Exercise:
Gather each line of the records where "text" appears.

Source material:
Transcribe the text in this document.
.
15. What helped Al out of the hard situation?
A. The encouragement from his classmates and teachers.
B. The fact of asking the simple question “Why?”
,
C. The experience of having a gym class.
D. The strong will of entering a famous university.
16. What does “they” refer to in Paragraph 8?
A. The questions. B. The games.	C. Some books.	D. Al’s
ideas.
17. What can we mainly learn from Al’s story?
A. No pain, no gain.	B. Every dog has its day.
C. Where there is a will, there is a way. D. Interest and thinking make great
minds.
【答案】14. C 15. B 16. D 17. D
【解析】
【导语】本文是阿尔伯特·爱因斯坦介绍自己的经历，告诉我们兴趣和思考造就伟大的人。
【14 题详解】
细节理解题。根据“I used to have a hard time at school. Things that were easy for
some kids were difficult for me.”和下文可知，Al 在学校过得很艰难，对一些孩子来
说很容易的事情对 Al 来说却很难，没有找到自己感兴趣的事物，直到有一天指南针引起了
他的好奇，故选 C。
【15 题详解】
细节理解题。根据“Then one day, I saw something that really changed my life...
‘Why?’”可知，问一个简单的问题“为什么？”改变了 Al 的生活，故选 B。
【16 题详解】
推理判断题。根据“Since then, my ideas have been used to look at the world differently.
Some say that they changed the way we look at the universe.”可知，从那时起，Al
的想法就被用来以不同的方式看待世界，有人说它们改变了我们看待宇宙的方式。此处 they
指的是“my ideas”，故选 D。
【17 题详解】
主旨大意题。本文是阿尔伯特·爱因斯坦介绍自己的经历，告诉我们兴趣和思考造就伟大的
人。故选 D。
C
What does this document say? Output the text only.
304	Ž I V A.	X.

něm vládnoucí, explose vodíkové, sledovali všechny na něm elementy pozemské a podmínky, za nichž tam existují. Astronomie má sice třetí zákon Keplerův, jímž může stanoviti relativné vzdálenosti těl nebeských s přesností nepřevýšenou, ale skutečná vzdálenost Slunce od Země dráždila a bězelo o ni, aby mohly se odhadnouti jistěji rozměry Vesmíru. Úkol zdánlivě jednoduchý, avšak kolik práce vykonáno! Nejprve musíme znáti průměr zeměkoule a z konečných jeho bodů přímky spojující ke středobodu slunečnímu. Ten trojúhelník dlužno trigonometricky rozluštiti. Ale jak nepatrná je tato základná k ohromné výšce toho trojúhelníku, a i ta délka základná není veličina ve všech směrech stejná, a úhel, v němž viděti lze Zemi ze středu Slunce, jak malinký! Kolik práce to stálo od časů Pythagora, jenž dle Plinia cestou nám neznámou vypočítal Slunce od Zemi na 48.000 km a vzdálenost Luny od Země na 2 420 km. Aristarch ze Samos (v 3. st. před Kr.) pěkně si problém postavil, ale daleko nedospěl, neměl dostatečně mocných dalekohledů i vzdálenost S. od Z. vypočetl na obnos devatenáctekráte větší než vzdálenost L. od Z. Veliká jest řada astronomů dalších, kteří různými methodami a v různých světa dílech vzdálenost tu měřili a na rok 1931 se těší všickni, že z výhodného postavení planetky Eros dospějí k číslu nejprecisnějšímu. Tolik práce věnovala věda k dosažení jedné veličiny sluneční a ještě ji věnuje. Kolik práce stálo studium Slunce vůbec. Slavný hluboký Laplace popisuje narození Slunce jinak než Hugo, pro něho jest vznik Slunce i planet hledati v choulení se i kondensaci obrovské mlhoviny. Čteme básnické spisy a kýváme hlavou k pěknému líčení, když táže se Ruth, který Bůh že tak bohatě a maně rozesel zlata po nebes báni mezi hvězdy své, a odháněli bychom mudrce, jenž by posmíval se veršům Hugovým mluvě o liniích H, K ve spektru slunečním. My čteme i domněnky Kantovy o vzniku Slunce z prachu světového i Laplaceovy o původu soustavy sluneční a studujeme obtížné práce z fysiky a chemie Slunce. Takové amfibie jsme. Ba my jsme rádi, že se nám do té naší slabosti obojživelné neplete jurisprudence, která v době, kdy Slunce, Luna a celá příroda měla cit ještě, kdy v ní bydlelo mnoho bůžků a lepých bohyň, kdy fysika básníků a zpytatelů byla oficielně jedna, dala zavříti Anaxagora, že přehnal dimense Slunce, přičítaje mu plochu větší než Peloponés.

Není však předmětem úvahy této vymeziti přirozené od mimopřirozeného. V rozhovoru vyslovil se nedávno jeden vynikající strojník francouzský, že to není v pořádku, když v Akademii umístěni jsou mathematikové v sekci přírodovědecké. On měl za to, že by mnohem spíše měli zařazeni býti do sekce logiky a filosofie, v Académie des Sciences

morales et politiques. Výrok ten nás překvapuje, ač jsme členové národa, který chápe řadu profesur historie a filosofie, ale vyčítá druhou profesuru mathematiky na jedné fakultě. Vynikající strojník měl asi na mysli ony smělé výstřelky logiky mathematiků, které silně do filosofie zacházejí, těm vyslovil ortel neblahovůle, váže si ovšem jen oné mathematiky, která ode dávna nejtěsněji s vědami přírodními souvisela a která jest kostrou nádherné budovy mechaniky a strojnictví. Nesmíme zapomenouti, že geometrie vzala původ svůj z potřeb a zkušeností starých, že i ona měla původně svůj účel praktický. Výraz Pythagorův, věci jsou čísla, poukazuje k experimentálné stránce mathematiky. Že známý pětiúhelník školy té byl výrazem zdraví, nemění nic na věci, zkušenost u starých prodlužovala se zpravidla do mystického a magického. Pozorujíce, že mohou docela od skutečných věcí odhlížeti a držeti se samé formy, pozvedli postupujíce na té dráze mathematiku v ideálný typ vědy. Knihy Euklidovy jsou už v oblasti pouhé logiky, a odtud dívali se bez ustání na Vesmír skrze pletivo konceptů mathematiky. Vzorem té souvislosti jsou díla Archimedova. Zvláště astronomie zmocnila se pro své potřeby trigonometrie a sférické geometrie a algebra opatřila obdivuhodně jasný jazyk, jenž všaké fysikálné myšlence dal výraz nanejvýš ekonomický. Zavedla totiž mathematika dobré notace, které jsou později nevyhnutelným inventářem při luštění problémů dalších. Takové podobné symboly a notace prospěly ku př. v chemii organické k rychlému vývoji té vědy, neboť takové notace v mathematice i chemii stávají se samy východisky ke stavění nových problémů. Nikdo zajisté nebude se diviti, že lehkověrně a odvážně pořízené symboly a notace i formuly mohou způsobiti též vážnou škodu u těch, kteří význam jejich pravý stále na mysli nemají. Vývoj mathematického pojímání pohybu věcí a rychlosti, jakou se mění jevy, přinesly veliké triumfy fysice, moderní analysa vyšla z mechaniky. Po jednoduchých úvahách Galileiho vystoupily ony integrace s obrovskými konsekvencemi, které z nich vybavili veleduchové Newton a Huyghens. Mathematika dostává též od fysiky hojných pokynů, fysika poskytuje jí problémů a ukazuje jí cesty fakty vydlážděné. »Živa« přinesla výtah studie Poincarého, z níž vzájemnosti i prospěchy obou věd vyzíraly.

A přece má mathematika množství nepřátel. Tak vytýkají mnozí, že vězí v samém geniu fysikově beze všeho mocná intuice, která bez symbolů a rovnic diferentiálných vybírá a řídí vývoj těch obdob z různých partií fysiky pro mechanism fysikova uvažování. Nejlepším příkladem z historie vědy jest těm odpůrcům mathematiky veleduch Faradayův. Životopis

Solved exercise:
Transcribe the text in this document.
What does this document say? Output the text only.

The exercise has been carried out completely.